### Text excerpt
Airbnb Management Stockton-on-Tees — What Your Property Could Earn on Short-Term Letting vs a Long-Term Tenancy
Last updated: June 2025
Stockton-on-Tees is not a tourist market — and that is precisely why the short-let income figures here are more consistent than many landlords expect. The contractor demand from Teesworks, the NHS locum stays at North Tees Hospital and the industrial corridor employment base produce a year-round occupancy floor that seasonal leisure markets simply cannot match.
This page is written for Stockton-on-Tees landlords who own a property in TS18, TS19, TS17 or TS20 and are weighing up whether short-term letting would genuinely outperform a standard AST — including in the slower winter months.
The honest answer for Stockton is yes, across the full year. The quietest months sit close to the long-let equivalent. The stronger months are significantly above it. And unlike a long-term tenancy, there are no void periods or arrears risks eating into the annual net figure.

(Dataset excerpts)
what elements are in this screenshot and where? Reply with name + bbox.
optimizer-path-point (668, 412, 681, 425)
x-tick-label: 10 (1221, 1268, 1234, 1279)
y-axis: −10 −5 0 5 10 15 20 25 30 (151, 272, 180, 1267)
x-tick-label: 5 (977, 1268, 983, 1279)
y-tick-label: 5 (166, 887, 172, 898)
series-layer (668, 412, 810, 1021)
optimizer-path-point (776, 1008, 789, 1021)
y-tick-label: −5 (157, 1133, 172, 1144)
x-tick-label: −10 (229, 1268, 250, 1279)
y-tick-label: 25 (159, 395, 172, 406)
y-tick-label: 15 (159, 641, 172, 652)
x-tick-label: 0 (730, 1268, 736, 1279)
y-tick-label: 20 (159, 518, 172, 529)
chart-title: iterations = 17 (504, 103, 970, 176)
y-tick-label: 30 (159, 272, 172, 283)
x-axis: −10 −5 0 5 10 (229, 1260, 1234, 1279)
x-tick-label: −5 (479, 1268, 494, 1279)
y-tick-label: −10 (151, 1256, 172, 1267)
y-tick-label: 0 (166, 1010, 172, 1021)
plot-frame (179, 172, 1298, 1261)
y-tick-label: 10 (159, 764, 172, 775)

### Task 1
Copy the Stockton-on-Tees short-let page word for word from "The honest answer" up to and including "annual net figure.".
### Task 2
Which postcode areas does the Stockton-on-Tees short-let page say it is written for?
### Task 3
Continue the Stockton-on-Tees short-let page from where it ends.

### Answer box 1
The honest answer for Stockton is yes, across the full year. The quietest months sit close to the long-let equivalent. The stronger months are significantly above it. And unlike a long-term tenancy, there are no void periods or arrears risks eating into the annual net figure.

### Answer box 2
TS18, TS19, TS17 and TS20.

### Answer box 3
Below: the full income comparison for comparable Stockton properties, the demand drivers that explain why occupancy holds up year-round, and the questions Teesside landlords ask before they make the switch.
Based on enquiry data from comparable properties in Teesside, a 2-bedroom property in Stockton-on-Tees (TS18) typically earns 55–68% more per month on short-term letting than on a long-term tenancy — net after Stayful's management fee. For a property with a long-let equivalent of £650/month, that means a conservative net of approximately £1,000/month on short-term letting. January and February are the quietest months; comparable TS18 properties typically net around £700 in those weeks — close to the long-let equivalent but not below it in most cases. The full income comparison and seasonality breakdown are below.
Based on enquiry data from comparable properties in Teesside and the wider North East. All figures net after Stayful's 15% + VAT management fee.
What a Stockton-on-Tees property earns on short-term letting — the full annual picture, including the slow months
The figures below are based on a representative 2-bedroom property in TS18. Properties in Ingleby Barwick (TS17) and Norton (TS20) follow a broadly similar income pattern — the contractor and NHS demand that drives Stockton's occupancy floor is not location-specific within the town.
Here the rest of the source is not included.